Task directions: All entries must be repeated exactly; do not include the pictures.

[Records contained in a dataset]
┄┄┄┄┄┄┄┄┄┄
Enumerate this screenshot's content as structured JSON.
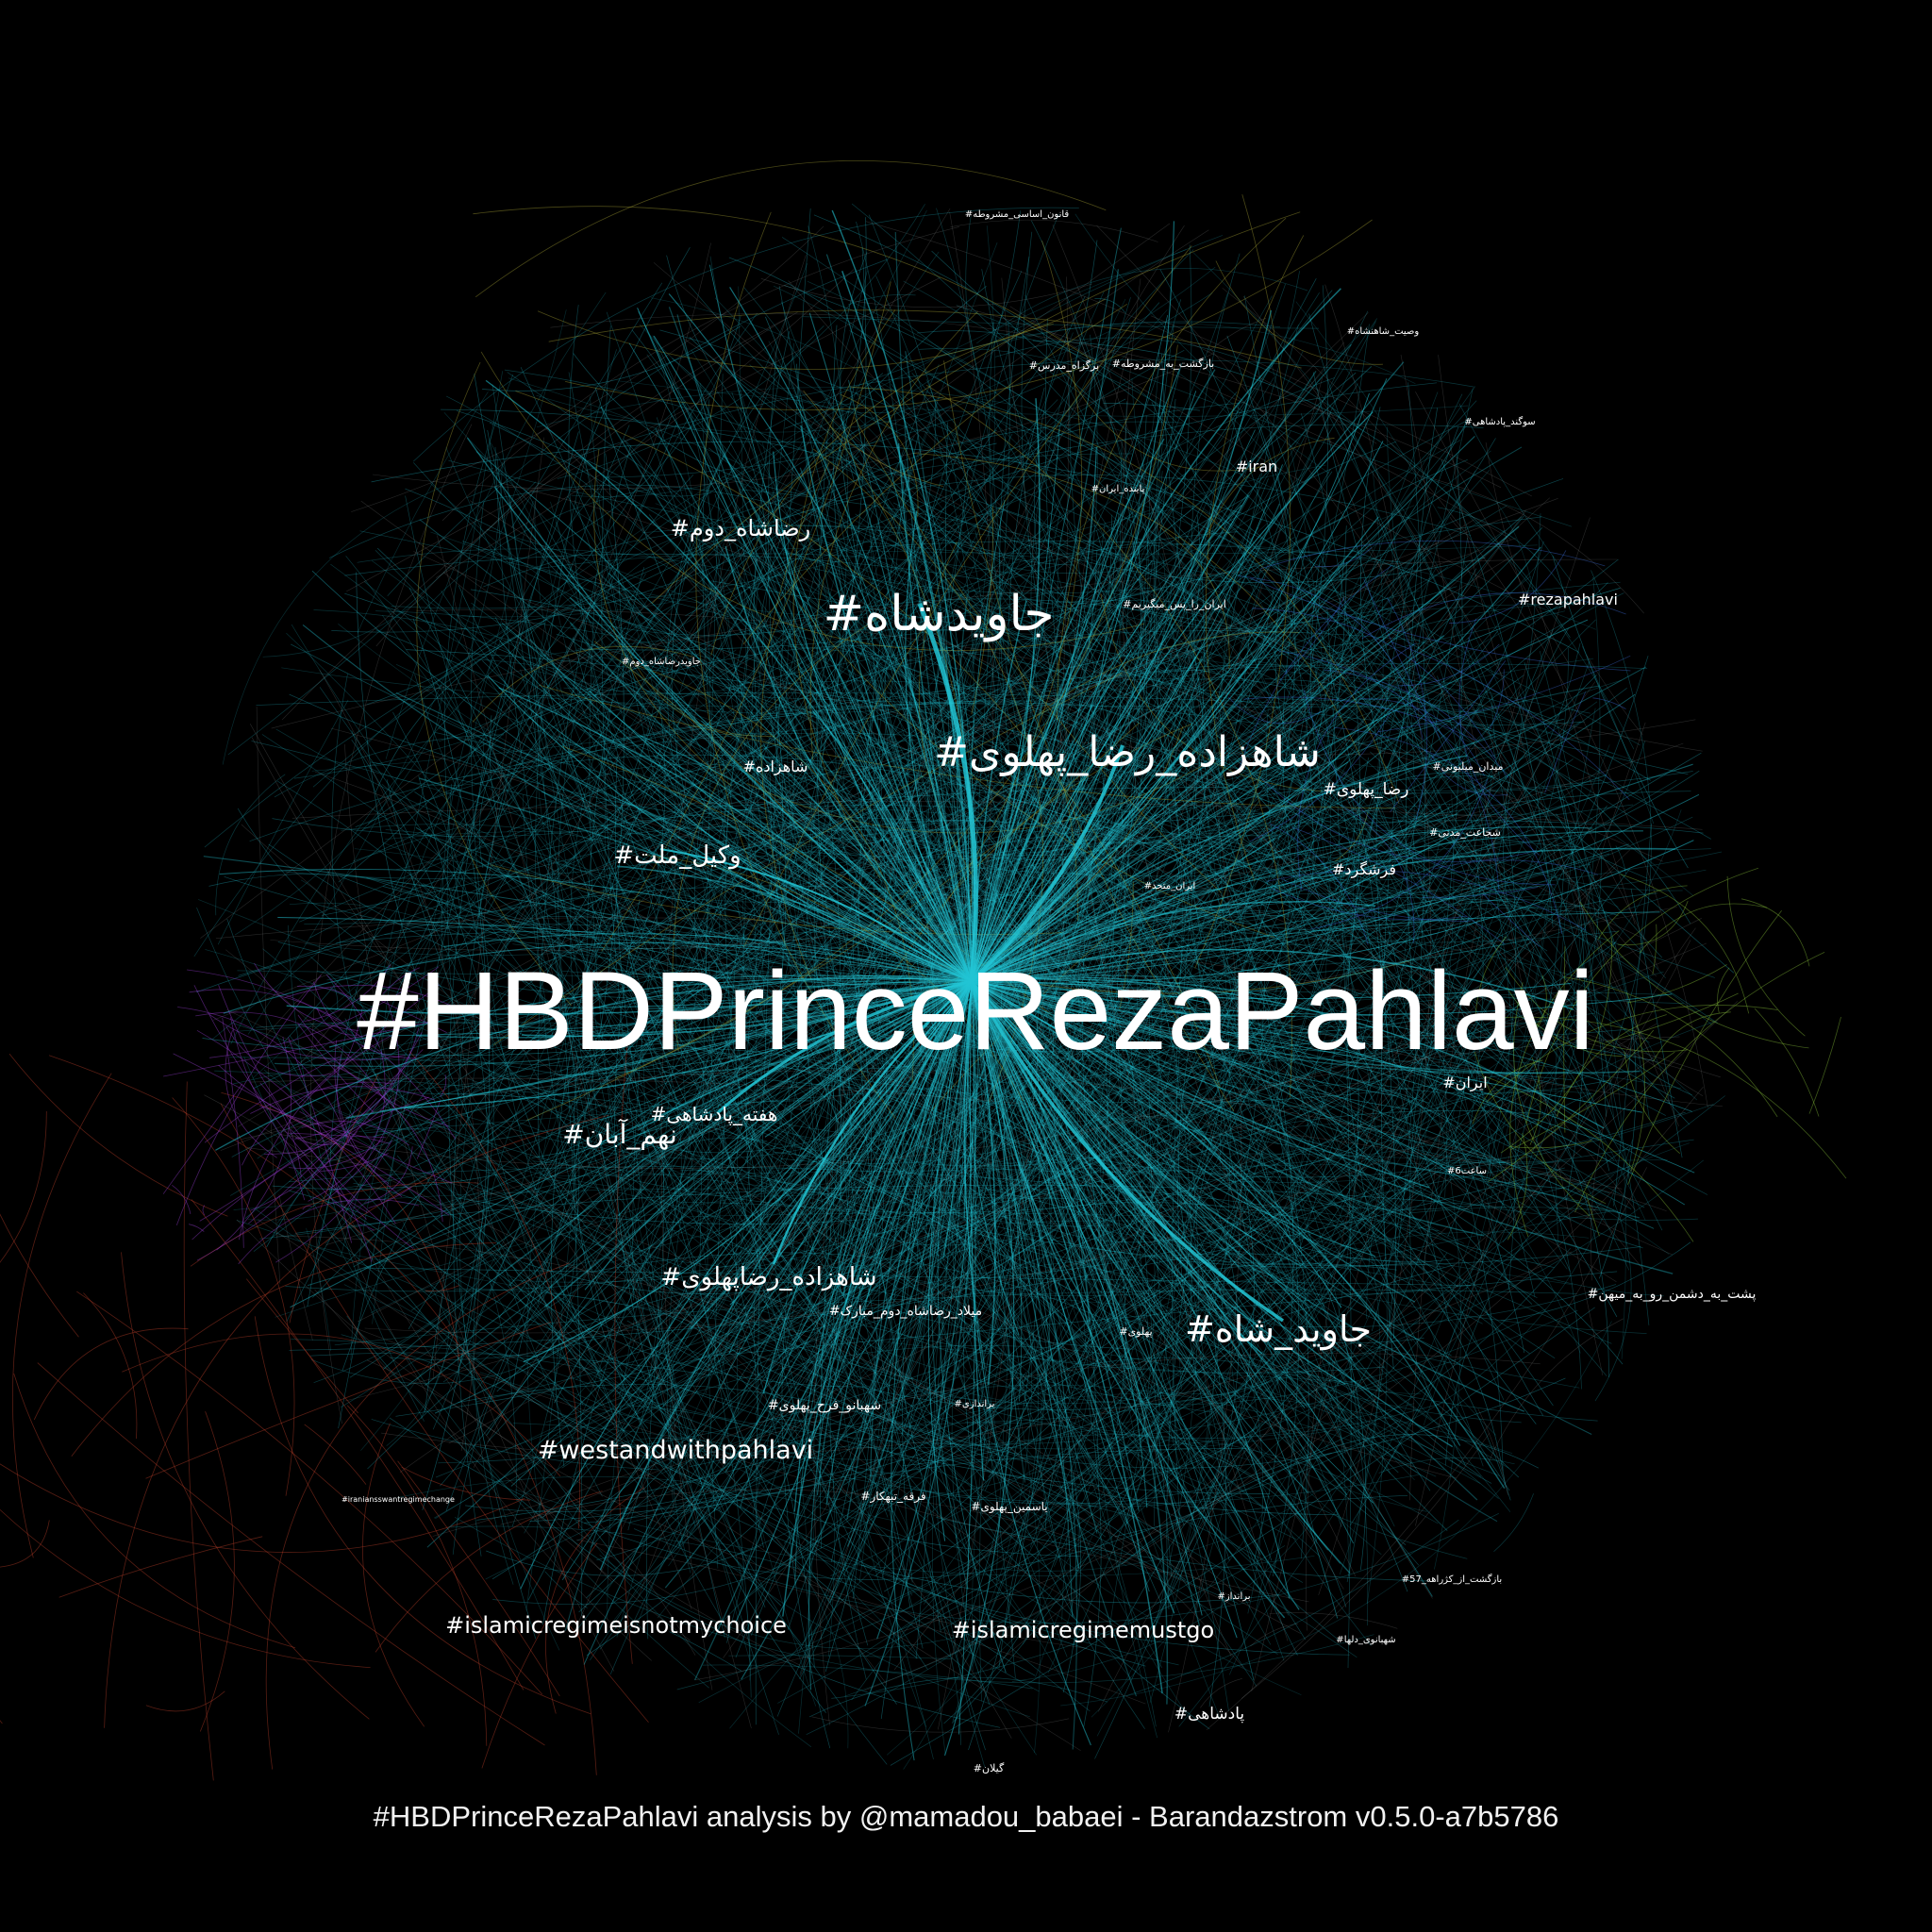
{
  "colors": {
    "background": "#000000",
    "edge_primary": "#1fb0c0",
    "edge_hub": "#22c4d4",
    "edge_olive": "#a5a032",
    "edge_red": "#c0412a",
    "edge_purple": "#9b3fd6",
    "edge_green": "#8ac43a",
    "edge_blue": "#3a6ad6",
    "label": "#ffffff"
  },
  "graph": {
    "hub": {
      "label": "#HBDPrinceRezaPahlavi"
    },
    "labels": [
      {
        "text": "#جاویدشاه",
        "tier": "large"
      },
      {
        "text": "#شاهزاده_رضا_پهلوی",
        "tier": "large"
      },
      {
        "text": "#جاوید_شاه",
        "tier": "large"
      },
      {
        "text": "#رضاشاه_دوم",
        "tier": "medium"
      },
      {
        "text": "#وکیل_ملت",
        "tier": "medium"
      },
      {
        "text": "#نهم_آبان",
        "tier": "medium"
      },
      {
        "text": "#هفته_پادشاهی",
        "tier": "medium"
      },
      {
        "text": "#شاهزاده_رضاپهلوی",
        "tier": "medium"
      },
      {
        "text": "#westandwithpahlavi",
        "tier": "medium"
      },
      {
        "text": "#islamicregimeisnotmychoice",
        "tier": "medium"
      },
      {
        "text": "#islamicregimemustgo",
        "tier": "medium"
      },
      {
        "text": "#شاهزاده",
        "tier": "small"
      },
      {
        "text": "#iran",
        "tier": "small"
      },
      {
        "text": "#rezapahlavi",
        "tier": "small"
      },
      {
        "text": "#رضا_پهلوی",
        "tier": "small"
      },
      {
        "text": "#فرشگرد",
        "tier": "small"
      },
      {
        "text": "#ایران",
        "tier": "small"
      },
      {
        "text": "#پادشاهی",
        "tier": "small"
      },
      {
        "text": "#میلاد_رضاشاه_دوم_مبارک",
        "tier": "small"
      },
      {
        "text": "#شهبانو_فرح_پهلوی",
        "tier": "small"
      },
      {
        "text": "#پشت_به_دشمن_رو_به_میهن",
        "tier": "small"
      },
      {
        "text": "#قانون_اساسی_مشروطه",
        "tier": "tiny"
      },
      {
        "text": "#بازگشت_به_مشروطه",
        "tier": "tiny"
      },
      {
        "text": "#برگزاه_مدرس",
        "tier": "tiny"
      },
      {
        "text": "#وصیت_شاهنشاه",
        "tier": "tiny"
      },
      {
        "text": "#سوگند_پادشاهی",
        "tier": "tiny"
      },
      {
        "text": "#پاینده_ایران",
        "tier": "tiny"
      },
      {
        "text": "#ایران_را_پس_میگیریم",
        "tier": "tiny"
      },
      {
        "text": "#میدان_میلیونی",
        "tier": "tiny"
      },
      {
        "text": "#شجاعت_مدنی",
        "tier": "tiny"
      },
      {
        "text": "#ایران_متحد",
        "tier": "tiny"
      },
      {
        "text": "#جاویدرضاشاه_دوم",
        "tier": "tiny"
      },
      {
        "text": "#ساعت6",
        "tier": "tiny"
      },
      {
        "text": "#پهلوی",
        "tier": "tiny"
      },
      {
        "text": "#فرقه_تبهکار",
        "tier": "tiny"
      },
      {
        "text": "#یاسمین_پهلوی",
        "tier": "tiny"
      },
      {
        "text": "#براندازی",
        "tier": "tiny"
      },
      {
        "text": "#برانداز",
        "tier": "tiny"
      },
      {
        "text": "#شهبانوی_دلها",
        "tier": "tiny"
      },
      {
        "text": "#بازگشت_از_کژراهه_57",
        "tier": "tiny"
      },
      {
        "text": "#گیلان",
        "tier": "tiny"
      },
      {
        "text": "#iraniansswantregimechange",
        "tier": "tiny"
      }
    ]
  },
  "footer": "#HBDPrinceRezaPahlavi analysis by @mamadou_babaei - Barandazstrom v0.5.0-a7b5786"
}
┄┄┄┄┄┄┄┄┄┄
Exercise answer:
Enumerate this screenshot's content as structured JSON.
{
  "colors": {
    "background": "#000000",
    "edge_primary": "#1fb0c0",
    "edge_hub": "#22c4d4",
    "edge_olive": "#a5a032",
    "edge_red": "#c0412a",
    "edge_purple": "#9b3fd6",
    "edge_green": "#8ac43a",
    "edge_blue": "#3a6ad6",
    "label": "#ffffff"
  },
  "graph": {
    "hub": {
      "label": "#HBDPrinceRezaPahlavi"
    },
    "labels": [
      {
        "text": "#جاویدشاه",
        "tier": "large"
      },
      {
        "text": "#شاهزاده_رضا_پهلوی",
        "tier": "large"
      },
      {
        "text": "#جاوید_شاه",
        "tier": "large"
      },
      {
        "text": "#رضاشاه_دوم",
        "tier": "medium"
      },
      {
        "text": "#وکیل_ملت",
        "tier": "medium"
      },
      {
        "text": "#نهم_آبان",
        "tier": "medium"
      },
      {
        "text": "#هفته_پادشاهی",
        "tier": "medium"
      },
      {
        "text": "#شاهزاده_رضاپهلوی",
        "tier": "medium"
      },
      {
        "text": "#westandwithpahlavi",
        "tier": "medium"
      },
      {
        "text": "#islamicregimeisnotmychoice",
        "tier": "medium"
      },
      {
        "text": "#islamicregimemustgo",
        "tier": "medium"
      },
      {
        "text": "#شاهزاده",
        "tier": "small"
      },
      {
        "text": "#iran",
        "tier": "small"
      },
      {
        "text": "#rezapahlavi",
        "tier": "small"
      },
      {
        "text": "#رضا_پهلوی",
        "tier": "small"
      },
      {
        "text": "#فرشگرد",
        "tier": "small"
      },
      {
        "text": "#ایران",
        "tier": "small"
      },
      {
        "text": "#پادشاهی",
        "tier": "small"
      },
      {
        "text": "#میلاد_رضاشاه_دوم_مبارک",
        "tier": "small"
      },
      {
        "text": "#شهبانو_فرح_پهلوی",
        "tier": "small"
      },
      {
        "text": "#پشت_به_دشمن_رو_به_میهن",
        "tier": "small"
      },
      {
        "text": "#قانون_اساسی_مشروطه",
        "tier": "tiny"
      },
      {
        "text": "#بازگشت_به_مشروطه",
        "tier": "tiny"
      },
      {
        "text": "#برگزاه_مدرس",
        "tier": "tiny"
      },
      {
        "text": "#وصیت_شاهنشاه",
        "tier": "tiny"
      },
      {
        "text": "#سوگند_پادشاهی",
        "tier": "tiny"
      },
      {
        "text": "#پاینده_ایران",
        "tier": "tiny"
      },
      {
        "text": "#ایران_را_پس_میگیریم",
        "tier": "tiny"
      },
      {
        "text": "#میدان_میلیونی",
        "tier": "tiny"
      },
      {
        "text": "#شجاعت_مدنی",
        "tier": "tiny"
      },
      {
        "text": "#ایران_متحد",
        "tier": "tiny"
      },
      {
        "text": "#جاویدرضاشاه_دوم",
        "tier": "tiny"
      },
      {
        "text": "#ساعت6",
        "tier": "tiny"
      },
      {
        "text": "#پهلوی",
        "tier": "tiny"
      },
      {
        "text": "#فرقه_تبهکار",
        "tier": "tiny"
      },
      {
        "text": "#یاسمین_پهلوی",
        "tier": "tiny"
      },
      {
        "text": "#براندازی",
        "tier": "tiny"
      },
      {
        "text": "#برانداز",
        "tier": "tiny"
      },
      {
        "text": "#شهبانوی_دلها",
        "tier": "tiny"
      },
      {
        "text": "#بازگشت_از_کژراهه_57",
        "tier": "tiny"
      },
      {
        "text": "#گیلان",
        "tier": "tiny"
      },
      {
        "text": "#iraniansswantregimechange",
        "tier": "tiny"
      }
    ]
  },
  "footer": "#HBDPrinceRezaPahlavi analysis by @mamadou_babaei - Barandazstrom v0.5.0-a7b5786"
}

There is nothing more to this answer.